Exercise prompt:
Transcribe every line, keeping it exact.

--- begin ---

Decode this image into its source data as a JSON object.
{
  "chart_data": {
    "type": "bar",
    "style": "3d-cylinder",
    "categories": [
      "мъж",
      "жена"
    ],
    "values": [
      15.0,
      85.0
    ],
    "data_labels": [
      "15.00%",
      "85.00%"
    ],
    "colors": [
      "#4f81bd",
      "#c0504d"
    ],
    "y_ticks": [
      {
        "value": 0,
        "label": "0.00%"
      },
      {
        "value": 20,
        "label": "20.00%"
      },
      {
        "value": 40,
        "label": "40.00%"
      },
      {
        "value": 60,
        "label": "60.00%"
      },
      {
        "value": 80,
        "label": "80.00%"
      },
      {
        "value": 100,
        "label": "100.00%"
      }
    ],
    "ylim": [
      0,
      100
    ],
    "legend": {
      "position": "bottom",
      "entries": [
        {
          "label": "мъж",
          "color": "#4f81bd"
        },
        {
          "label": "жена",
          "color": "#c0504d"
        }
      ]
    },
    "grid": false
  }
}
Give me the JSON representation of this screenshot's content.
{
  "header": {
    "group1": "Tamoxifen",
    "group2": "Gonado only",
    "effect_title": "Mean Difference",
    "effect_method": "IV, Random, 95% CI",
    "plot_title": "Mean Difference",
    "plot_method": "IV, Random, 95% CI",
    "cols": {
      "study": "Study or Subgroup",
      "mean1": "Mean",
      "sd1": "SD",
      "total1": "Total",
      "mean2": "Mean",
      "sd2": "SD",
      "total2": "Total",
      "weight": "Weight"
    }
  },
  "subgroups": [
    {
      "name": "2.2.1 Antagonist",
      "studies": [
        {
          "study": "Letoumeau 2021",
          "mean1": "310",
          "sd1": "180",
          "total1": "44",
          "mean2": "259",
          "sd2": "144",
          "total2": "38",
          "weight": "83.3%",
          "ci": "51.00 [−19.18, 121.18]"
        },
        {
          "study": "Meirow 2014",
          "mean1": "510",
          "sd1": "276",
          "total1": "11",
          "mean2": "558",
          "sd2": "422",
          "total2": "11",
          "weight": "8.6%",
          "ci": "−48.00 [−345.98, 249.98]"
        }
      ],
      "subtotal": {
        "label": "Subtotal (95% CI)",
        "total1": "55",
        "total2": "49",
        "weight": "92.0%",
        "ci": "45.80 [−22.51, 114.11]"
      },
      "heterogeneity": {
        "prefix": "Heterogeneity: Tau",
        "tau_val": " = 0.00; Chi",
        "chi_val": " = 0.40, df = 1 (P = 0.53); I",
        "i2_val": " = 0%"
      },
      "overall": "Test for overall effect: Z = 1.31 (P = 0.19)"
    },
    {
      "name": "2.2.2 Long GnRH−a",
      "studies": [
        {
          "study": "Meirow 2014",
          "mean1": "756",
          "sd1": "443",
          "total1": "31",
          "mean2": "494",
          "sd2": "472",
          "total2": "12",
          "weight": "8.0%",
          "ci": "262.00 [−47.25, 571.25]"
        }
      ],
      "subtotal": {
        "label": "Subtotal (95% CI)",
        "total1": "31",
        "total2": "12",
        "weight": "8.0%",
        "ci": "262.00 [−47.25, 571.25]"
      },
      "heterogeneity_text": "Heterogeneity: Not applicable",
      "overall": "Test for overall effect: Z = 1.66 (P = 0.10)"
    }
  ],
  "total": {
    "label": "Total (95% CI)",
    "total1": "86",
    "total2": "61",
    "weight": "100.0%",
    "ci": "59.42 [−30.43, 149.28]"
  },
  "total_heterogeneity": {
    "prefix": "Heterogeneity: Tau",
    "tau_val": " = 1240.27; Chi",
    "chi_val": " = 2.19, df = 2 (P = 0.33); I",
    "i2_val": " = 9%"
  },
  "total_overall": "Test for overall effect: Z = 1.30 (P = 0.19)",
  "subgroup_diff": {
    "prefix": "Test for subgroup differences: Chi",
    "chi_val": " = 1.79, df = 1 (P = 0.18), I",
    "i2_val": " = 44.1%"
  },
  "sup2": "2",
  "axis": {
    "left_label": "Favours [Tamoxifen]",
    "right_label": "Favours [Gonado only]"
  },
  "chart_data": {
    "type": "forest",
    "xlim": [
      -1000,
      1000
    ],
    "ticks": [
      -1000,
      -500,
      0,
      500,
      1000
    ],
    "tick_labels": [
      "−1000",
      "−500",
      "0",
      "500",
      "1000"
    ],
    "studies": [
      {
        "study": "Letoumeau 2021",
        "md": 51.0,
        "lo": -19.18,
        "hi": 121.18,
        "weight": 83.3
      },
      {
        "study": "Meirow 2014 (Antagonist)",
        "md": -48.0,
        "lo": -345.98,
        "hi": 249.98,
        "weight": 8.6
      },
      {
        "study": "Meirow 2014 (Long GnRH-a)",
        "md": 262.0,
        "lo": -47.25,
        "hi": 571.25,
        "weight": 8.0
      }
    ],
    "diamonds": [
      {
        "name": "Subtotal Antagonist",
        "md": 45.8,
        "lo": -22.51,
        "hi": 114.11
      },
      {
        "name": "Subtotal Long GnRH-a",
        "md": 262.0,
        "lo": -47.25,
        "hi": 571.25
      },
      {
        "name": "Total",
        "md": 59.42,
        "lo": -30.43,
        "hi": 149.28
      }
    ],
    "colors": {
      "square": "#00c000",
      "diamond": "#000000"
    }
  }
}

--- end ---

Result for this exercise:
Decode this image into its source data as a JSON object.
{
  "chart_data": {
    "type": "bar",
    "style": "3d-cylinder",
    "categories": [
      "мъж",
      "жена"
    ],
    "values": [
      15.0,
      85.0
    ],
    "data_labels": [
      "15.00%",
      "85.00%"
    ],
    "colors": [
      "#4f81bd",
      "#c0504d"
    ],
    "y_ticks": [
      {
        "value": 0,
        "label": "0.00%"
      },
      {
        "value": 20,
        "label": "20.00%"
      },
      {
        "value": 40,
        "label": "40.00%"
      },
      {
        "value": 60,
        "label": "60.00%"
      },
      {
        "value": 80,
        "label": "80.00%"
      },
      {
        "value": 100,
        "label": "100.00%"
      }
    ],
    "ylim": [
      0,
      100
    ],
    "legend": {
      "position": "bottom",
      "entries": [
        {
          "label": "мъж",
          "color": "#4f81bd"
        },
        {
          "label": "жена",
          "color": "#c0504d"
        }
      ]
    },
    "grid": false
  }
}
Give me the JSON representation of this screenshot's content.
{
  "header": {
    "group1": "Tamoxifen",
    "group2": "Gonado only",
    "effect_title": "Mean Difference",
    "effect_method": "IV, Random, 95% CI",
    "plot_title": "Mean Difference",
    "plot_method": "IV, Random, 95% CI",
    "cols": {
      "study": "Study or Subgroup",
      "mean1": "Mean",
      "sd1": "SD",
      "total1": "Total",
      "mean2": "Mean",
      "sd2": "SD",
      "total2": "Total",
      "weight": "Weight"
    }
  },
  "subgroups": [
    {
      "name": "2.2.1 Antagonist",
      "studies": [
        {
          "study": "Letoumeau 2021",
          "mean1": "310",
          "sd1": "180",
          "total1": "44",
          "mean2": "259",
          "sd2": "144",
          "total2": "38",
          "weight": "83.3%",
          "ci": "51.00 [−19.18, 121.18]"
        },
        {
          "study": "Meirow 2014",
          "mean1": "510",
          "sd1": "276",
          "total1": "11",
          "mean2": "558",
          "sd2": "422",
          "total2": "11",
          "weight": "8.6%",
          "ci": "−48.00 [−345.98, 249.98]"
        }
      ],
      "subtotal": {
        "label": "Subtotal (95% CI)",
        "total1": "55",
        "total2": "49",
        "weight": "92.0%",
        "ci": "45.80 [−22.51, 114.11]"
      },
      "heterogeneity": {
        "prefix": "Heterogeneity: Tau",
        "tau_val": " = 0.00; Chi",
        "chi_val": " = 0.40, df = 1 (P = 0.53); I",
        "i2_val": " = 0%"
      },
      "overall": "Test for overall effect: Z = 1.31 (P = 0.19)"
    },
    {
      "name": "2.2.2 Long GnRH−a",
      "studies": [
        {
          "study": "Meirow 2014",
          "mean1": "756",
          "sd1": "443",
          "total1": "31",
          "mean2": "494",
          "sd2": "472",
          "total2": "12",
          "weight": "8.0%",
          "ci": "262.00 [−47.25, 571.25]"
        }
      ],
      "subtotal": {
        "label": "Subtotal (95% CI)",
        "total1": "31",
        "total2": "12",
        "weight": "8.0%",
        "ci": "262.00 [−47.25, 571.25]"
      },
      "heterogeneity_text": "Heterogeneity: Not applicable",
      "overall": "Test for overall effect: Z = 1.66 (P = 0.10)"
    }
  ],
  "total": {
    "label": "Total (95% CI)",
    "total1": "86",
    "total2": "61",
    "weight": "100.0%",
    "ci": "59.42 [−30.43, 149.28]"
  },
  "total_heterogeneity": {
    "prefix": "Heterogeneity: Tau",
    "tau_val": " = 1240.27; Chi",
    "chi_val": " = 2.19, df = 2 (P = 0.33); I",
    "i2_val": " = 9%"
  },
  "total_overall": "Test for overall effect: Z = 1.30 (P = 0.19)",
  "subgroup_diff": {
    "prefix": "Test for subgroup differences: Chi",
    "chi_val": " = 1.79, df = 1 (P = 0.18), I",
    "i2_val": " = 44.1%"
  },
  "sup2": "2",
  "axis": {
    "left_label": "Favours [Tamoxifen]",
    "right_label": "Favours [Gonado only]"
  },
  "chart_data": {
    "type": "forest",
    "xlim": [
      -1000,
      1000
    ],
    "ticks": [
      -1000,
      -500,
      0,
      500,
      1000
    ],
    "tick_labels": [
      "−1000",
      "−500",
      "0",
      "500",
      "1000"
    ],
    "studies": [
      {
        "study": "Letoumeau 2021",
        "md": 51.0,
        "lo": -19.18,
        "hi": 121.18,
        "weight": 83.3
      },
      {
        "study": "Meirow 2014 (Antagonist)",
        "md": -48.0,
        "lo": -345.98,
        "hi": 249.98,
        "weight": 8.6
      },
      {
        "study": "Meirow 2014 (Long GnRH-a)",
        "md": 262.0,
        "lo": -47.25,
        "hi": 571.25,
        "weight": 8.0
      }
    ],
    "diamonds": [
      {
        "name": "Subtotal Antagonist",
        "md": 45.8,
        "lo": -22.51,
        "hi": 114.11
      },
      {
        "name": "Subtotal Long GnRH-a",
        "md": 262.0,
        "lo": -47.25,
        "hi": 571.25
      },
      {
        "name": "Total",
        "md": 59.42,
        "lo": -30.43,
        "hi": 149.28
      }
    ],
    "colors": {
      "square": "#00c000",
      "diamond": "#000000"
    }
  }
}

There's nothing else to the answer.